Listing |
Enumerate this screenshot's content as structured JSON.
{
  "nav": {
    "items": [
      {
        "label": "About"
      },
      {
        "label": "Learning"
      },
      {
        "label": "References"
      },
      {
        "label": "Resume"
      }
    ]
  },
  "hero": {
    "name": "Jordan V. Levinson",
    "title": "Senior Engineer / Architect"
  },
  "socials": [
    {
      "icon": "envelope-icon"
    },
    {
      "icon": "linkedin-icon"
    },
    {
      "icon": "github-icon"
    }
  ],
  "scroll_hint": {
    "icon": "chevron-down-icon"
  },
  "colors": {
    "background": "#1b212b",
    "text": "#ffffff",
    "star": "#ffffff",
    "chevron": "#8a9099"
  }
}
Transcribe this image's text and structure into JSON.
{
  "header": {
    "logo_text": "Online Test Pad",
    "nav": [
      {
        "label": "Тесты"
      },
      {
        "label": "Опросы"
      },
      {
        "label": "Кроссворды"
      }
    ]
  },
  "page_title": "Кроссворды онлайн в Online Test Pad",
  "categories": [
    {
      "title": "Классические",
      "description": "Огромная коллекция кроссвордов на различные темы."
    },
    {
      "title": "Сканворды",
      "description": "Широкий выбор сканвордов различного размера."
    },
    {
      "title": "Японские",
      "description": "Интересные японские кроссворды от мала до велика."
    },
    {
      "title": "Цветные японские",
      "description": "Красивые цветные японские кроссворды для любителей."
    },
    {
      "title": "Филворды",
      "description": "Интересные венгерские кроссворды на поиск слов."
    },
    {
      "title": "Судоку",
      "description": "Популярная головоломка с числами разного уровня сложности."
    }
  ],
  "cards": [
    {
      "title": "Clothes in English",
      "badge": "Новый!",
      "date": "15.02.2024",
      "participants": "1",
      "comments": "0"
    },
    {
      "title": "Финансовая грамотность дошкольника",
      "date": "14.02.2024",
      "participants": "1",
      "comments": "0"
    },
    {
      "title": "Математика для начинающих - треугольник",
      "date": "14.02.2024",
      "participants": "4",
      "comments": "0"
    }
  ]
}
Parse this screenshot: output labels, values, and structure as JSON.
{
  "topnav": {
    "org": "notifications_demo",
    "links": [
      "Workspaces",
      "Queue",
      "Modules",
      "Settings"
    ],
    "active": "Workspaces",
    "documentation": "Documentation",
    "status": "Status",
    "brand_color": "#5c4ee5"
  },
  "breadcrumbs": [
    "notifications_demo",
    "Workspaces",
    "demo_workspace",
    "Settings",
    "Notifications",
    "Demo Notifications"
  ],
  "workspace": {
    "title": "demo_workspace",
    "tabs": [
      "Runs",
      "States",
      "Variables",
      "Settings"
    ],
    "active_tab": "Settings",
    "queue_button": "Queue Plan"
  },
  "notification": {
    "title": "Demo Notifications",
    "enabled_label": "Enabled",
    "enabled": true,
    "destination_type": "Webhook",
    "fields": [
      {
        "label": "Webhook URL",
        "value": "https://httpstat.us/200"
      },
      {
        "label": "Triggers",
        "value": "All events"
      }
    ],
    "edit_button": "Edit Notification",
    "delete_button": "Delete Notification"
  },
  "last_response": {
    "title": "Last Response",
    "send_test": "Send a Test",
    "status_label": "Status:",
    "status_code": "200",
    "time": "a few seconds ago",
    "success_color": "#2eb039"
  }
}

Request | Reproduce each entry above exactly, keeping every word.

Task answer |
Enumerate this screenshot's content as structured JSON.
{
  "nav": {
    "items": [
      {
        "label": "About"
      },
      {
        "label": "Learning"
      },
      {
        "label": "References"
      },
      {
        "label": "Resume"
      }
    ]
  },
  "hero": {
    "name": "Jordan V. Levinson",
    "title": "Senior Engineer / Architect"
  },
  "socials": [
    {
      "icon": "envelope-icon"
    },
    {
      "icon": "linkedin-icon"
    },
    {
      "icon": "github-icon"
    }
  ],
  "scroll_hint": {
    "icon": "chevron-down-icon"
  },
  "colors": {
    "background": "#1b212b",
    "text": "#ffffff",
    "star": "#ffffff",
    "chevron": "#8a9099"
  }
}
Transcribe this image's text and structure into JSON.
{
  "header": {
    "logo_text": "Online Test Pad",
    "nav": [
      {
        "label": "Тесты"
      },
      {
        "label": "Опросы"
      },
      {
        "label": "Кроссворды"
      }
    ]
  },
  "page_title": "Кроссворды онлайн в Online Test Pad",
  "categories": [
    {
      "title": "Классические",
      "description": "Огромная коллекция кроссвордов на различные темы."
    },
    {
      "title": "Сканворды",
      "description": "Широкий выбор сканвордов различного размера."
    },
    {
      "title": "Японские",
      "description": "Интересные японские кроссворды от мала до велика."
    },
    {
      "title": "Цветные японские",
      "description": "Красивые цветные японские кроссворды для любителей."
    },
    {
      "title": "Филворды",
      "description": "Интересные венгерские кроссворды на поиск слов."
    },
    {
      "title": "Судоку",
      "description": "Популярная головоломка с числами разного уровня сложности."
    }
  ],
  "cards": [
    {
      "title": "Clothes in English",
      "badge": "Новый!",
      "date": "15.02.2024",
      "participants": "1",
      "comments": "0"
    },
    {
      "title": "Финансовая грамотность дошкольника",
      "date": "14.02.2024",
      "participants": "1",
      "comments": "0"
    },
    {
      "title": "Математика для начинающих - треугольник",
      "date": "14.02.2024",
      "participants": "4",
      "comments": "0"
    }
  ]
}
Parse this screenshot: output labels, values, and structure as JSON.
{
  "topnav": {
    "org": "notifications_demo",
    "links": [
      "Workspaces",
      "Queue",
      "Modules",
      "Settings"
    ],
    "active": "Workspaces",
    "documentation": "Documentation",
    "status": "Status",
    "brand_color": "#5c4ee5"
  },
  "breadcrumbs": [
    "notifications_demo",
    "Workspaces",
    "demo_workspace",
    "Settings",
    "Notifications",
    "Demo Notifications"
  ],
  "workspace": {
    "title": "demo_workspace",
    "tabs": [
      "Runs",
      "States",
      "Variables",
      "Settings"
    ],
    "active_tab": "Settings",
    "queue_button": "Queue Plan"
  },
  "notification": {
    "title": "Demo Notifications",
    "enabled_label": "Enabled",
    "enabled": true,
    "destination_type": "Webhook",
    "fields": [
      {
        "label": "Webhook URL",
        "value": "https://httpstat.us/200"
      },
      {
        "label": "Triggers",
        "value": "All events"
      }
    ],
    "edit_button": "Edit Notification",
    "delete_button": "Delete Notification"
  },
  "last_response": {
    "title": "Last Response",
    "send_test": "Send a Test",
    "status_label": "Status:",
    "status_code": "200",
    "time": "a few seconds ago",
    "success_color": "#2eb039"
  }
}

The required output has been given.